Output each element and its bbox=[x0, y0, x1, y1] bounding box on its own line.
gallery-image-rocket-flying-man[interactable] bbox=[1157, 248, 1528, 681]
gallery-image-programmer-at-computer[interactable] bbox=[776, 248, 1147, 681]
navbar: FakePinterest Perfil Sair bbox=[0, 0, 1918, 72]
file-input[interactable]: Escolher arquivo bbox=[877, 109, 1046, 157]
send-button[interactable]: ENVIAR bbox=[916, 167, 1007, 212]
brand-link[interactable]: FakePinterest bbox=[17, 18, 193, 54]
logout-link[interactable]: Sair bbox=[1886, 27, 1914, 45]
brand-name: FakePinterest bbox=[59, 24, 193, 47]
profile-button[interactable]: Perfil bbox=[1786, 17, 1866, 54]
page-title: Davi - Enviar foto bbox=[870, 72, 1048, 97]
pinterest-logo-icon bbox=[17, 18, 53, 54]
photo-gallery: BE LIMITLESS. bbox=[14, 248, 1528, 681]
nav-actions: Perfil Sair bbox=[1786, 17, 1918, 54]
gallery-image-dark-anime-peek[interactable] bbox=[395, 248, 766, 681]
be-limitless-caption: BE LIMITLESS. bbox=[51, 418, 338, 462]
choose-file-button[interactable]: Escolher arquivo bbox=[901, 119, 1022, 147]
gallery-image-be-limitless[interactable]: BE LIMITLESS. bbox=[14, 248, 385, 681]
- - -
▸ What is being asked:
Rewrite the data above with every instance of "FakePinterest" changed to "PhotoShare". Leave everything else unchanged.

▸ Task response:
Output each element and its bbox=[x0, y0, x1, y1] bounding box on its own line.
gallery-image-rocket-flying-man[interactable] bbox=[1157, 248, 1528, 681]
gallery-image-programmer-at-computer[interactable] bbox=[776, 248, 1147, 681]
navbar: PhotoShare Perfil Sair bbox=[0, 0, 1918, 72]
file-input[interactable]: Escolher arquivo bbox=[877, 109, 1046, 157]
send-button[interactable]: ENVIAR bbox=[916, 167, 1007, 212]
brand-link[interactable]: PhotoShare bbox=[17, 18, 193, 54]
logout-link[interactable]: Sair bbox=[1886, 27, 1914, 45]
brand-name: PhotoShare bbox=[59, 24, 193, 47]
profile-button[interactable]: Perfil bbox=[1786, 17, 1866, 54]
page-title: Davi - Enviar foto bbox=[870, 72, 1048, 97]
pinterest-logo-icon bbox=[17, 18, 53, 54]
photo-gallery: BE LIMITLESS. bbox=[14, 248, 1528, 681]
nav-actions: Perfil Sair bbox=[1786, 17, 1918, 54]
gallery-image-dark-anime-peek[interactable] bbox=[395, 248, 766, 681]
be-limitless-caption: BE LIMITLESS. bbox=[51, 418, 338, 462]
choose-file-button[interactable]: Escolher arquivo bbox=[901, 119, 1022, 147]
gallery-image-be-limitless[interactable]: BE LIMITLESS. bbox=[14, 248, 385, 681]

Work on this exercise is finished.